Instructions to follow: In the listing below, pick out lines with "this".

Information given:
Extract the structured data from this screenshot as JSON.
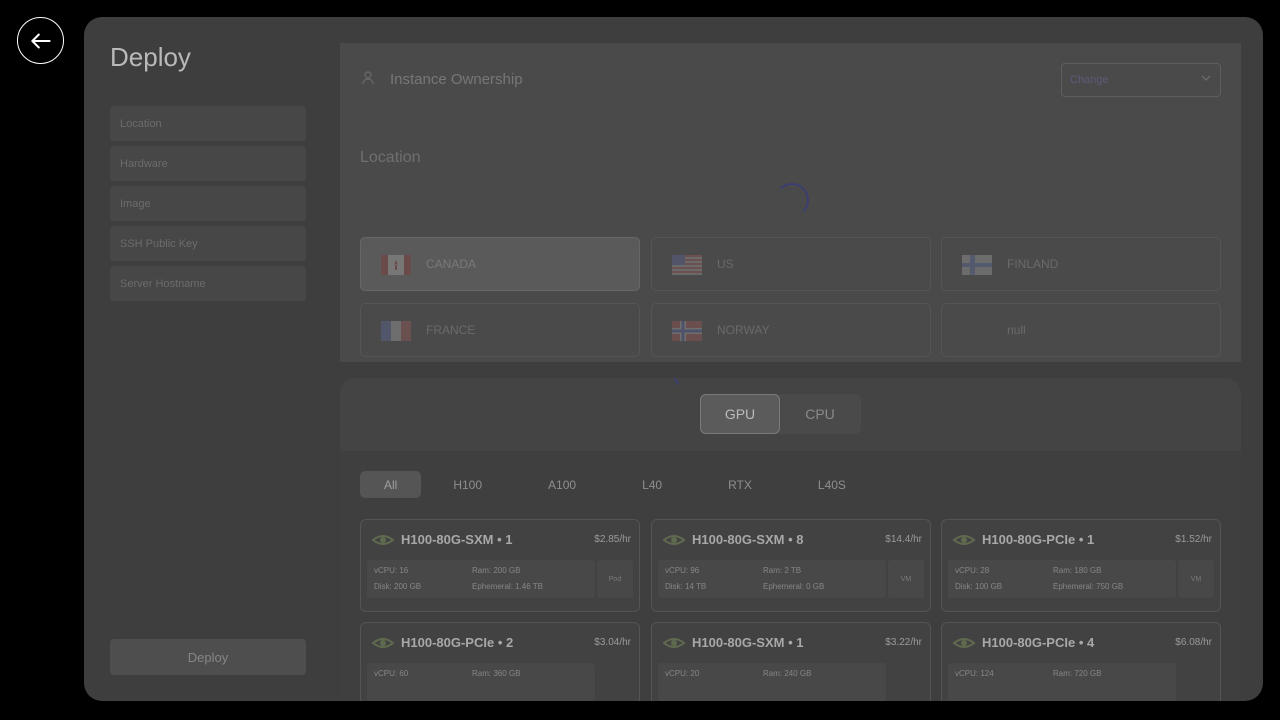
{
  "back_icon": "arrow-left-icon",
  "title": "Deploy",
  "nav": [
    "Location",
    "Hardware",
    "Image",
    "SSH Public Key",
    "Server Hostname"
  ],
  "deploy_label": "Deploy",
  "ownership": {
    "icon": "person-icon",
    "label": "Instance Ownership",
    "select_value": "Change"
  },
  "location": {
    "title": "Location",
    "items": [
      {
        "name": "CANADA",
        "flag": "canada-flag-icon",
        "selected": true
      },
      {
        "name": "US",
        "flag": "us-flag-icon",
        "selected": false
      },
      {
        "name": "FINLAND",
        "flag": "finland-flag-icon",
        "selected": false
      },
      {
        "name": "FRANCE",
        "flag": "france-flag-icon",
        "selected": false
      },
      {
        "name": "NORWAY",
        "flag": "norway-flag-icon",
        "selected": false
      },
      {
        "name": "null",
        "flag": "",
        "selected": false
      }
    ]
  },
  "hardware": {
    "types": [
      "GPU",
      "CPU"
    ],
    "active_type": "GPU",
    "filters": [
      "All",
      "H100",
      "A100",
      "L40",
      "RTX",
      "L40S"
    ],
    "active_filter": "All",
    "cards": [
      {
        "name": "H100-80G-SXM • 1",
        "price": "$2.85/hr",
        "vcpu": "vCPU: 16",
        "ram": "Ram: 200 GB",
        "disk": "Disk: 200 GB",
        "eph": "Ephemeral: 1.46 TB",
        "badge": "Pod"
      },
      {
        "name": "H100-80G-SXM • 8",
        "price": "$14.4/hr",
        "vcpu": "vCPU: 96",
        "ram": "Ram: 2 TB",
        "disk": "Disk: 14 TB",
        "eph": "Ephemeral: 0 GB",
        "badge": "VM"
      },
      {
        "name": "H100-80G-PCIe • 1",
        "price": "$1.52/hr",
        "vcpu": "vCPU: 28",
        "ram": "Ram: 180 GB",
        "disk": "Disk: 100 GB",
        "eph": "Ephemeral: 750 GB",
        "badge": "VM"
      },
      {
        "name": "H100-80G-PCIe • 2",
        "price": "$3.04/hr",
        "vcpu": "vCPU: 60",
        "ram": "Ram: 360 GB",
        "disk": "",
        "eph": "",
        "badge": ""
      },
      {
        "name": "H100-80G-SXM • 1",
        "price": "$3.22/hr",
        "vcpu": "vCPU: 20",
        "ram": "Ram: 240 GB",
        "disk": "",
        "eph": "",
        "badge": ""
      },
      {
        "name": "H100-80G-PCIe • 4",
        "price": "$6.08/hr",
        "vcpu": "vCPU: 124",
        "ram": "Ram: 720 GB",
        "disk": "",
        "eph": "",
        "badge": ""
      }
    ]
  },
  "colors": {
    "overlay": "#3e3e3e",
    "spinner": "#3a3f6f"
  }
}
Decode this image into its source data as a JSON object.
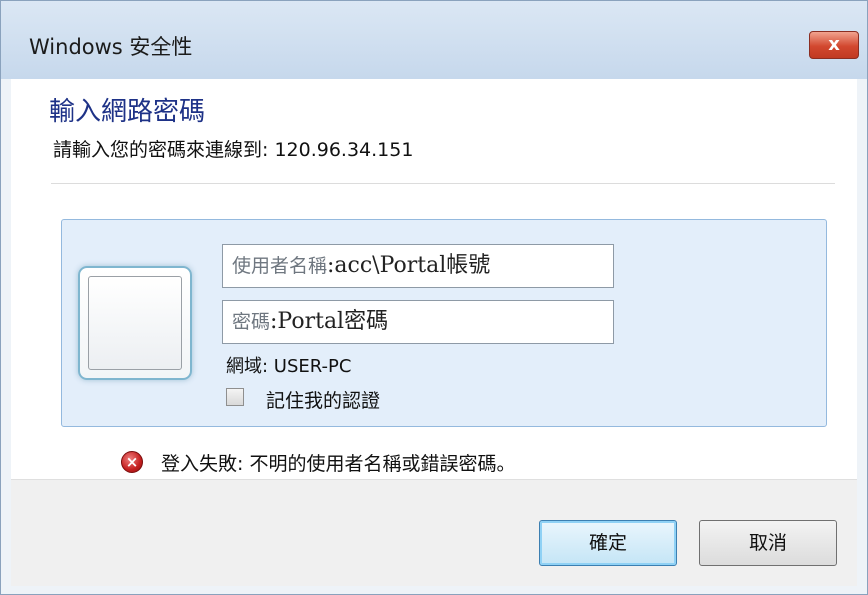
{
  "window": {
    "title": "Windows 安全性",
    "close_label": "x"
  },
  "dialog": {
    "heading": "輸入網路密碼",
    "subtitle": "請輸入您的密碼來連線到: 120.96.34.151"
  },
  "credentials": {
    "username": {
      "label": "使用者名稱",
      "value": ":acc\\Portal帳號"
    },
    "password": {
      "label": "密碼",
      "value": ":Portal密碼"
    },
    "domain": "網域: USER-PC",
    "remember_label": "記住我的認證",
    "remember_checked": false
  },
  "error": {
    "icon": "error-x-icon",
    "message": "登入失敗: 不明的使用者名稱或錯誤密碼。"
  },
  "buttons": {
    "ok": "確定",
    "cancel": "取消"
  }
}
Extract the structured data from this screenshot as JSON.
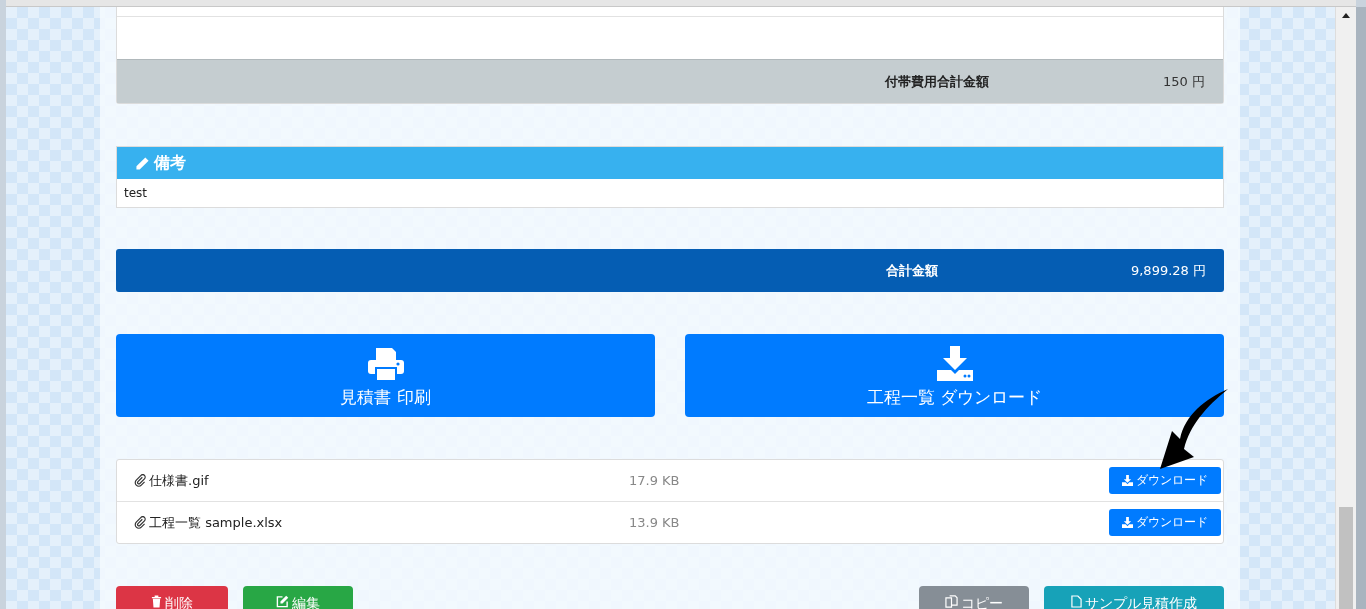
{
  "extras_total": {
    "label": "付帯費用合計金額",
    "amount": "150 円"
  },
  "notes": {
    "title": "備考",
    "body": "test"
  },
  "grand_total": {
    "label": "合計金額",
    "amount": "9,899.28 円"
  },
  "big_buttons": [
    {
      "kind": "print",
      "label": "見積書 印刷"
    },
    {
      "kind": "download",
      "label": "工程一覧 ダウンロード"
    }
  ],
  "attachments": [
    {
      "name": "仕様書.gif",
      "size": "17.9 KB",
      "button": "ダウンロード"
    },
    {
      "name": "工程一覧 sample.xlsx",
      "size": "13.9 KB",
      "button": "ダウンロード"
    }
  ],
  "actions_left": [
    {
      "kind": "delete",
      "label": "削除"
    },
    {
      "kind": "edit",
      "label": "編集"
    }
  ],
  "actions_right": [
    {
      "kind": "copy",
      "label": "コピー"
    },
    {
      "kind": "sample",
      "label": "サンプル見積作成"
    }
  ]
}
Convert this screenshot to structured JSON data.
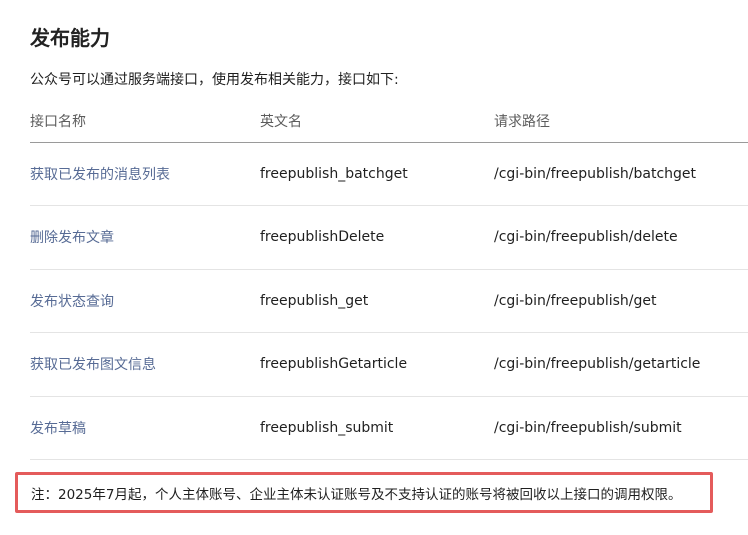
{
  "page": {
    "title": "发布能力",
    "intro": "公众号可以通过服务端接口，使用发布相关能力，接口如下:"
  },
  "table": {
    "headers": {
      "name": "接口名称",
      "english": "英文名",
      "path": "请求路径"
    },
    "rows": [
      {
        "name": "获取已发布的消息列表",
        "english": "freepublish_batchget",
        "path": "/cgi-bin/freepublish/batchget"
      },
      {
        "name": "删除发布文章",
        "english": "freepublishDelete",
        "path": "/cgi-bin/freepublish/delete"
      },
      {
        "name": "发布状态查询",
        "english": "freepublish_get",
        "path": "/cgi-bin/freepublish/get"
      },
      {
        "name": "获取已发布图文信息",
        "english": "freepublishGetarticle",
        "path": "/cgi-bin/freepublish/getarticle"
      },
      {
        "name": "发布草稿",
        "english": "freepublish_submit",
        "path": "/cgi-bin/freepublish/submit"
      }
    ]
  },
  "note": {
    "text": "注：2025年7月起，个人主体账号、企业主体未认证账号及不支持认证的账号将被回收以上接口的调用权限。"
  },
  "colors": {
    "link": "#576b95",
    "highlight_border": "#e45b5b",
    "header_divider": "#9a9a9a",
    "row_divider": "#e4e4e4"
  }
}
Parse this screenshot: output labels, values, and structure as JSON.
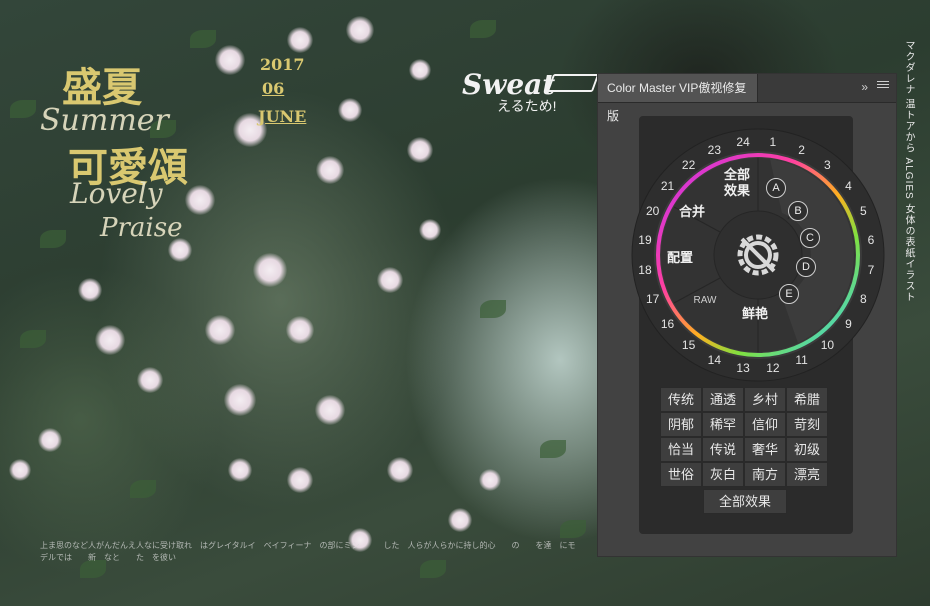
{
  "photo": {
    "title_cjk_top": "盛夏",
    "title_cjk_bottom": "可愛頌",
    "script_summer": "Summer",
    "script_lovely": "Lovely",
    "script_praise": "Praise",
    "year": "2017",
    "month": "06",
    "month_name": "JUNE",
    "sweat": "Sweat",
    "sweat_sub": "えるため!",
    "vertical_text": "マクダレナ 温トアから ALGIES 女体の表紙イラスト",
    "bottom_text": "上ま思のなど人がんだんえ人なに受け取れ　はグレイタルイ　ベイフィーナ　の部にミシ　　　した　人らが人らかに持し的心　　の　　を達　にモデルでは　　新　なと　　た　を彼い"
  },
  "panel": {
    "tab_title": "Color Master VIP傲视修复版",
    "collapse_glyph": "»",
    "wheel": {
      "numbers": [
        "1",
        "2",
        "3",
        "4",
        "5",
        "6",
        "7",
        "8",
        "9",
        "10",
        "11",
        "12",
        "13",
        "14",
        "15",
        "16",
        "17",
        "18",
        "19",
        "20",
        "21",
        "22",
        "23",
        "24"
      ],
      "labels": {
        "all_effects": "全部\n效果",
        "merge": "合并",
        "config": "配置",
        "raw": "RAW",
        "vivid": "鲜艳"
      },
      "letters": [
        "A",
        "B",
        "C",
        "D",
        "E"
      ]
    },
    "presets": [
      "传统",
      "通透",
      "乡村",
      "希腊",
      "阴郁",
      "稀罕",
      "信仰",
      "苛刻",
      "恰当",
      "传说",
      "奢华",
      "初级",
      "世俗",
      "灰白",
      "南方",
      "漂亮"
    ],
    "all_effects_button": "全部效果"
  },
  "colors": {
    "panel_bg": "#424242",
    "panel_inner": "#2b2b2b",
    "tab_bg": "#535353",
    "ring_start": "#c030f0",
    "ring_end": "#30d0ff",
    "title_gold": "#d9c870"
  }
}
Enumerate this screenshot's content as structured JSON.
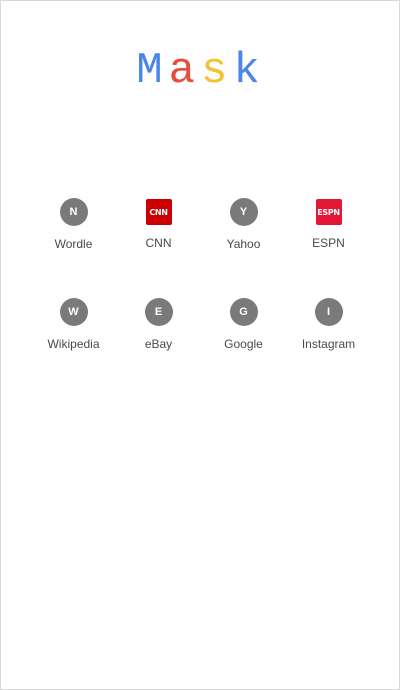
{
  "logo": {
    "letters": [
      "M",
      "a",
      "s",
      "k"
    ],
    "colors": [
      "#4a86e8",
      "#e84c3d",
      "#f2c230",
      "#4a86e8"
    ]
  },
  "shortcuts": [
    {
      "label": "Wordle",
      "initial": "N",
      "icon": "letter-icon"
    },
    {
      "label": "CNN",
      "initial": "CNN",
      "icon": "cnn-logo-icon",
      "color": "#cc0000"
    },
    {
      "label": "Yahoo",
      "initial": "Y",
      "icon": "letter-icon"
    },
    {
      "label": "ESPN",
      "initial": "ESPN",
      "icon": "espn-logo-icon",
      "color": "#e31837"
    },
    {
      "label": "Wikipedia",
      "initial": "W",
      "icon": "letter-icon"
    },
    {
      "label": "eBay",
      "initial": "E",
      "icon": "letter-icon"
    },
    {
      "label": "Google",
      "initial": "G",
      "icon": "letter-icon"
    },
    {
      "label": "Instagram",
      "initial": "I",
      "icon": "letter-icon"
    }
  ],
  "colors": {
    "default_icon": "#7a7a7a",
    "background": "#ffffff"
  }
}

Response below:
Extract the structured data from this screenshot as JSON.
Decode this image into its source data as a JSON object.
Extract the structured data from this screenshot as JSON.
Convert this screenshot to structured JSON data.
Parse this screenshot: output labels, values, and structure as JSON.
Enumerate this screenshot's content as structured JSON.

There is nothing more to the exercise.